TEXTO DE ESTUDIO ::
◆ ◆ ◆ ◆ ◆
El presidente perderá sus ventajas

07-10-2002

Durante más de 13 años Václav Havel ha sido presidente de la República Checa. Acabado su periodo de funciones, no tendrá las ventajas de las que habitualmente disponen los ex presidentes en la mayoría de los países europeos.

Václav Havel, como todos los altos cargos que abandonan su función, cobrará un bono de retiro que asciende a casi 30 mil euros. No obstante, después pasará a ser un jubilado común y corriente.

El portavoz del presidente, Ladislav Spacek, señaló que según la legislación checa un antiguo presidente no tiene derecho a recibir ninguna ventaja.

"El presidente no está asegurado de ninguna forma al abandonar su cargo. Los ex ministros pueden seguir utilizando tres meses su automóvil con chofer, guardaespaldas y cobran sueldo. El 2 de febrero de 2003, expirado su mandato, el presidente comprará un billete e irá a casa en tranvía".
◆ ◆ ◆ ◆ ◆
CONSIGNA 1 ::
Según la noticia sobre el fin del mandato de Václav Havel, ¿a cuánto asciende el bono de retiro que cobrará?
CONSIGNA 2 ::
Escriba la continuación de la noticia sobre el fin del mandato de Václav Havel a partir de su última frase.
◆ ◆ ◆ ◆ ◆
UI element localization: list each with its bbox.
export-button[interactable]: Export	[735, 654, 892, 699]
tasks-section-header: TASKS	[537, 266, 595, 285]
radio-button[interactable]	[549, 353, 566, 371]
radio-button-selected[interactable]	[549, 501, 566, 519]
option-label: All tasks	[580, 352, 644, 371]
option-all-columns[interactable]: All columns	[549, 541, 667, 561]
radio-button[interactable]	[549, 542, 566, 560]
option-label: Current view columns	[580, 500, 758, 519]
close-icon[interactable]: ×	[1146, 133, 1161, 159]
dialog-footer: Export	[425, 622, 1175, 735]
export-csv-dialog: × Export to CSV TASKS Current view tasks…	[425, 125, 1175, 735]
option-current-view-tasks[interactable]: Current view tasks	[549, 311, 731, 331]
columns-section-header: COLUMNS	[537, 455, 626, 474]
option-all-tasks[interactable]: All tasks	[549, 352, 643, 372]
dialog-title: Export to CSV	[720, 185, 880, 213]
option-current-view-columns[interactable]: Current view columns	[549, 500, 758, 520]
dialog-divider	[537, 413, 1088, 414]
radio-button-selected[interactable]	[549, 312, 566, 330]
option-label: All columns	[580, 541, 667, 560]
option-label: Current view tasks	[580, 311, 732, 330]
◆ ◆ ◆ ◆ ◆
RESPUESTA ESCRITA 1 ::
A casi 30 mil euros.

RESPUESTA ESCRITA 2 ::
No hay dudas de que Václav Havel seguirá siendo una de las más destacadas personalidades del mundo. Se supone que viaje, asista a importantes acontecimientos políticos, y continúe siendo uno de los más grandes representantes del país en el exterior.

Los políticos, hasta el presente, no han deliberado sobre las leyes que abarcasen el futuro de un ex presidente. El Gobierno quiere de momento por lo menos prolongar el plazo hasta cuando el soberano pueda contar con la protección de sus guardaespaldas.

Algunos políticos opinan que no existe ningún motivo para que el ex presidente disfrute de algunas ventajas cuando acabe su mandato. Los expertos coinciden en que el problema no es el cargo de presidente, sino la persona de Václav Havel, ya que éste tiene muchos rivales entre los políticos.